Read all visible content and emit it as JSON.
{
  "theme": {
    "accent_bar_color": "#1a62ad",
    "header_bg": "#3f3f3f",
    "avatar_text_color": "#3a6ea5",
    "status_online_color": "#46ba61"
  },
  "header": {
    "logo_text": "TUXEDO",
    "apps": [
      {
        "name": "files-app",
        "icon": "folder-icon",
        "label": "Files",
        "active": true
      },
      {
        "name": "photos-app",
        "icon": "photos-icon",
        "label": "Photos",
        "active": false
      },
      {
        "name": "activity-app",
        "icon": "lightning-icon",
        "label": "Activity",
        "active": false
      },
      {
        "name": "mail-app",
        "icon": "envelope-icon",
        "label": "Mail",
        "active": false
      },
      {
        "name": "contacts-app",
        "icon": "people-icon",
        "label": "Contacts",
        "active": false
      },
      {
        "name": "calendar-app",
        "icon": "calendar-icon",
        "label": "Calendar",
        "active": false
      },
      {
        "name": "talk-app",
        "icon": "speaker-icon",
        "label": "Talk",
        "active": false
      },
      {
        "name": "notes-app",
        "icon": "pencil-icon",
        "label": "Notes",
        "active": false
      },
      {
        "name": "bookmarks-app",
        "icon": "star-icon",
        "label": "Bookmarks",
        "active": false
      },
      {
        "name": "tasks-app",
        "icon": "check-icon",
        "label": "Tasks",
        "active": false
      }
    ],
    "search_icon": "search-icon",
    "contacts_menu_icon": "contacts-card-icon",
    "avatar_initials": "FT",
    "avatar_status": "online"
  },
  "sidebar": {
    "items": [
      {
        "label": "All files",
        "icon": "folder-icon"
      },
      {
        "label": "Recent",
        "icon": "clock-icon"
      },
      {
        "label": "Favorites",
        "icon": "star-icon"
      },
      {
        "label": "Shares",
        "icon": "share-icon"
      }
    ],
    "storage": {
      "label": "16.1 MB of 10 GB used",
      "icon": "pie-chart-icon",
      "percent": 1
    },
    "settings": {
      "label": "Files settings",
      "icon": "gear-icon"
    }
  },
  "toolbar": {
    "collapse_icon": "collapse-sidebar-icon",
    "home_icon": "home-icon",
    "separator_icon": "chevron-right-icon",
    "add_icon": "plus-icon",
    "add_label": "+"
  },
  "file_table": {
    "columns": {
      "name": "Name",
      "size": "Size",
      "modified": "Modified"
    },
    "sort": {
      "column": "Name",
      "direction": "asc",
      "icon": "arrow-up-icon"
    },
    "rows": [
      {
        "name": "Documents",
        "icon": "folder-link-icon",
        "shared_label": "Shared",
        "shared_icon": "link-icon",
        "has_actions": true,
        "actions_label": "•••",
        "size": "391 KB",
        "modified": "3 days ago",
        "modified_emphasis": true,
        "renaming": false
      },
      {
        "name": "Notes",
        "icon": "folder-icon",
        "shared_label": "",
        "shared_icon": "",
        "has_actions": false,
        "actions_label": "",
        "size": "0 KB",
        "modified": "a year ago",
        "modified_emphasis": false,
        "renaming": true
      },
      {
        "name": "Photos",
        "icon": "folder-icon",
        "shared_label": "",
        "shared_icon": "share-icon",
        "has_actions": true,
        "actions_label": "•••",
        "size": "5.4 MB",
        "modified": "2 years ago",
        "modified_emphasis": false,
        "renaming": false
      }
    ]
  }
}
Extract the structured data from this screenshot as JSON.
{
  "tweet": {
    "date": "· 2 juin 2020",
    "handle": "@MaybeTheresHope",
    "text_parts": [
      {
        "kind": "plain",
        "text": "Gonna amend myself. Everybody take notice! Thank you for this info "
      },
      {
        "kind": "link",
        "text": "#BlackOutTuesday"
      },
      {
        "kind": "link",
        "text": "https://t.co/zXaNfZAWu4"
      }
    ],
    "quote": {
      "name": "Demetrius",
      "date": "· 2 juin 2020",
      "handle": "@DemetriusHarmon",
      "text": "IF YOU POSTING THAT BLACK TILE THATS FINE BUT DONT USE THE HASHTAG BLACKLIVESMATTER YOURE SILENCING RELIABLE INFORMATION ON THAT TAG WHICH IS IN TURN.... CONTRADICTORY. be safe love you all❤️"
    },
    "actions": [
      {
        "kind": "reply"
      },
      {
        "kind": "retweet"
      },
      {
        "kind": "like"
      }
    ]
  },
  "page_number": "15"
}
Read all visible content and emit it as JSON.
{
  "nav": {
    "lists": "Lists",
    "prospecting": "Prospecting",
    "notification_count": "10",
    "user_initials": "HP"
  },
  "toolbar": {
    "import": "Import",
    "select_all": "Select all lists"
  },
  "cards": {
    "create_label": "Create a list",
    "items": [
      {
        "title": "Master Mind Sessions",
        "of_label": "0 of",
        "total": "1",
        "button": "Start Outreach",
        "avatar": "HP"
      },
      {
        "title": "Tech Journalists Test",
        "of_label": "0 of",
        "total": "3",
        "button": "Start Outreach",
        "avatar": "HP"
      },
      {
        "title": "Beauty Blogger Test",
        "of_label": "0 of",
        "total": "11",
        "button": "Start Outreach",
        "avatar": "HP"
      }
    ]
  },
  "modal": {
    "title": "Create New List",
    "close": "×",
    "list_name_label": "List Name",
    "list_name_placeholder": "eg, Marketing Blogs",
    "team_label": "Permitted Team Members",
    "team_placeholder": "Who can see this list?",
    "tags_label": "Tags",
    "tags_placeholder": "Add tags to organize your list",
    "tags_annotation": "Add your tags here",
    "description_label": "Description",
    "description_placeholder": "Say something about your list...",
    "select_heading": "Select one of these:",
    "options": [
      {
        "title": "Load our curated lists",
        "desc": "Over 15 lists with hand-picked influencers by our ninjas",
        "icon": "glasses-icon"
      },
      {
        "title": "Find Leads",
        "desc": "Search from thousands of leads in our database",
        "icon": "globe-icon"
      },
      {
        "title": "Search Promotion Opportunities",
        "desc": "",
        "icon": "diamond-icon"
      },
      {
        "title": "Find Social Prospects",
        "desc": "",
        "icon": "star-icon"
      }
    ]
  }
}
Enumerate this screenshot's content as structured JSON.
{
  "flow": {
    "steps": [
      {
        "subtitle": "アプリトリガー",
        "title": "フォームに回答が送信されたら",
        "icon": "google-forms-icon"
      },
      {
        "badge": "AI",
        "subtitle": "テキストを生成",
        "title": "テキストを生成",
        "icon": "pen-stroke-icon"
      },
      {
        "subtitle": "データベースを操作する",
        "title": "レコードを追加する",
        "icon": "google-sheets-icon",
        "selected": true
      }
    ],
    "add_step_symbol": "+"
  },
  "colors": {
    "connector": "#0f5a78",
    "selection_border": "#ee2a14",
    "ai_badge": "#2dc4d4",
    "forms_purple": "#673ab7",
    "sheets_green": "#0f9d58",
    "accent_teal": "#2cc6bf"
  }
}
........
> **WRITTEN INSTRUCTION**
Your task is to retype all the records above with nothing left out.

> **RESPONSE BELOW**
Read all visible content and emit it as JSON.
{
  "theme": {
    "accent_bar_color": "#1a62ad",
    "header_bg": "#3f3f3f",
    "avatar_text_color": "#3a6ea5",
    "status_online_color": "#46ba61"
  },
  "header": {
    "logo_text": "TUXEDO",
    "apps": [
      {
        "name": "files-app",
        "icon": "folder-icon",
        "label": "Files",
        "active": true
      },
      {
        "name": "photos-app",
        "icon": "photos-icon",
        "label": "Photos",
        "active": false
      },
      {
        "name": "activity-app",
        "icon": "lightning-icon",
        "label": "Activity",
        "active": false
      },
      {
        "name": "mail-app",
        "icon": "envelope-icon",
        "label": "Mail",
        "active": false
      },
      {
        "name": "contacts-app",
        "icon": "people-icon",
        "label": "Contacts",
        "active": false
      },
      {
        "name": "calendar-app",
        "icon": "calendar-icon",
        "label": "Calendar",
        "active": false
      },
      {
        "name": "talk-app",
        "icon": "speaker-icon",
        "label": "Talk",
        "active": false
      },
      {
        "name": "notes-app",
        "icon": "pencil-icon",
        "label": "Notes",
        "active": false
      },
      {
        "name": "bookmarks-app",
        "icon": "star-icon",
        "label": "Bookmarks",
        "active": false
      },
      {
        "name": "tasks-app",
        "icon": "check-icon",
        "label": "Tasks",
        "active": false
      }
    ],
    "search_icon": "search-icon",
    "contacts_menu_icon": "contacts-card-icon",
    "avatar_initials": "FT",
    "avatar_status": "online"
  },
  "sidebar": {
    "items": [
      {
        "label": "All files",
        "icon": "folder-icon"
      },
      {
        "label": "Recent",
        "icon": "clock-icon"
      },
      {
        "label": "Favorites",
        "icon": "star-icon"
      },
      {
        "label": "Shares",
        "icon": "share-icon"
      }
    ],
    "storage": {
      "label": "16.1 MB of 10 GB used",
      "icon": "pie-chart-icon",
      "percent": 1
    },
    "settings": {
      "label": "Files settings",
      "icon": "gear-icon"
    }
  },
  "toolbar": {
    "collapse_icon": "collapse-sidebar-icon",
    "home_icon": "home-icon",
    "separator_icon": "chevron-right-icon",
    "add_icon": "plus-icon",
    "add_label": "+"
  },
  "file_table": {
    "columns": {
      "name": "Name",
      "size": "Size",
      "modified": "Modified"
    },
    "sort": {
      "column": "Name",
      "direction": "asc",
      "icon": "arrow-up-icon"
    },
    "rows": [
      {
        "name": "Documents",
        "icon": "folder-link-icon",
        "shared_label": "Shared",
        "shared_icon": "link-icon",
        "has_actions": true,
        "actions_label": "•••",
        "size": "391 KB",
        "modified": "3 days ago",
        "modified_emphasis": true,
        "renaming": false
      },
      {
        "name": "Notes",
        "icon": "folder-icon",
        "shared_label": "",
        "shared_icon": "",
        "has_actions": false,
        "actions_label": "",
        "size": "0 KB",
        "modified": "a year ago",
        "modified_emphasis": false,
        "renaming": true
      },
      {
        "name": "Photos",
        "icon": "folder-icon",
        "shared_label": "",
        "shared_icon": "share-icon",
        "has_actions": true,
        "actions_label": "•••",
        "size": "5.4 MB",
        "modified": "2 years ago",
        "modified_emphasis": false,
        "renaming": false
      }
    ]
  }
}
Extract the structured data from this screenshot as JSON.
{
  "tweet": {
    "date": "· 2 juin 2020",
    "handle": "@MaybeTheresHope",
    "text_parts": [
      {
        "kind": "plain",
        "text": "Gonna amend myself. Everybody take notice! Thank you for this info "
      },
      {
        "kind": "link",
        "text": "#BlackOutTuesday"
      },
      {
        "kind": "link",
        "text": "https://t.co/zXaNfZAWu4"
      }
    ],
    "quote": {
      "name": "Demetrius",
      "date": "· 2 juin 2020",
      "handle": "@DemetriusHarmon",
      "text": "IF YOU POSTING THAT BLACK TILE THATS FINE BUT DONT USE THE HASHTAG BLACKLIVESMATTER YOURE SILENCING RELIABLE INFORMATION ON THAT TAG WHICH IS IN TURN.... CONTRADICTORY. be safe love you all❤️"
    },
    "actions": [
      {
        "kind": "reply"
      },
      {
        "kind": "retweet"
      },
      {
        "kind": "like"
      }
    ]
  },
  "page_number": "15"
}
Read all visible content and emit it as JSON.
{
  "nav": {
    "lists": "Lists",
    "prospecting": "Prospecting",
    "notification_count": "10",
    "user_initials": "HP"
  },
  "toolbar": {
    "import": "Import",
    "select_all": "Select all lists"
  },
  "cards": {
    "create_label": "Create a list",
    "items": [
      {
        "title": "Master Mind Sessions",
        "of_label": "0 of",
        "total": "1",
        "button": "Start Outreach",
        "avatar": "HP"
      },
      {
        "title": "Tech Journalists Test",
        "of_label": "0 of",
        "total": "3",
        "button": "Start Outreach",
        "avatar": "HP"
      },
      {
        "title": "Beauty Blogger Test",
        "of_label": "0 of",
        "total": "11",
        "button": "Start Outreach",
        "avatar": "HP"
      }
    ]
  },
  "modal": {
    "title": "Create New List",
    "close": "×",
    "list_name_label": "List Name",
    "list_name_placeholder": "eg, Marketing Blogs",
    "team_label": "Permitted Team Members",
    "team_placeholder": "Who can see this list?",
    "tags_label": "Tags",
    "tags_placeholder": "Add tags to organize your list",
    "tags_annotation": "Add your tags here",
    "description_label": "Description",
    "description_placeholder": "Say something about your list...",
    "select_heading": "Select one of these:",
    "options": [
      {
        "title": "Load our curated lists",
        "desc": "Over 15 lists with hand-picked influencers by our ninjas",
        "icon": "glasses-icon"
      },
      {
        "title": "Find Leads",
        "desc": "Search from thousands of leads in our database",
        "icon": "globe-icon"
      },
      {
        "title": "Search Promotion Opportunities",
        "desc": "",
        "icon": "diamond-icon"
      },
      {
        "title": "Find Social Prospects",
        "desc": "",
        "icon": "star-icon"
      }
    ]
  }
}
Enumerate this screenshot's content as structured JSON.
{
  "flow": {
    "steps": [
      {
        "subtitle": "アプリトリガー",
        "title": "フォームに回答が送信されたら",
        "icon": "google-forms-icon"
      },
      {
        "badge": "AI",
        "subtitle": "テキストを生成",
        "title": "テキストを生成",
        "icon": "pen-stroke-icon"
      },
      {
        "subtitle": "データベースを操作する",
        "title": "レコードを追加する",
        "icon": "google-sheets-icon",
        "selected": true
      }
    ],
    "add_step_symbol": "+"
  },
  "colors": {
    "connector": "#0f5a78",
    "selection_border": "#ee2a14",
    "ai_badge": "#2dc4d4",
    "forms_purple": "#673ab7",
    "sheets_green": "#0f9d58",
    "accent_teal": "#2cc6bf"
  }
}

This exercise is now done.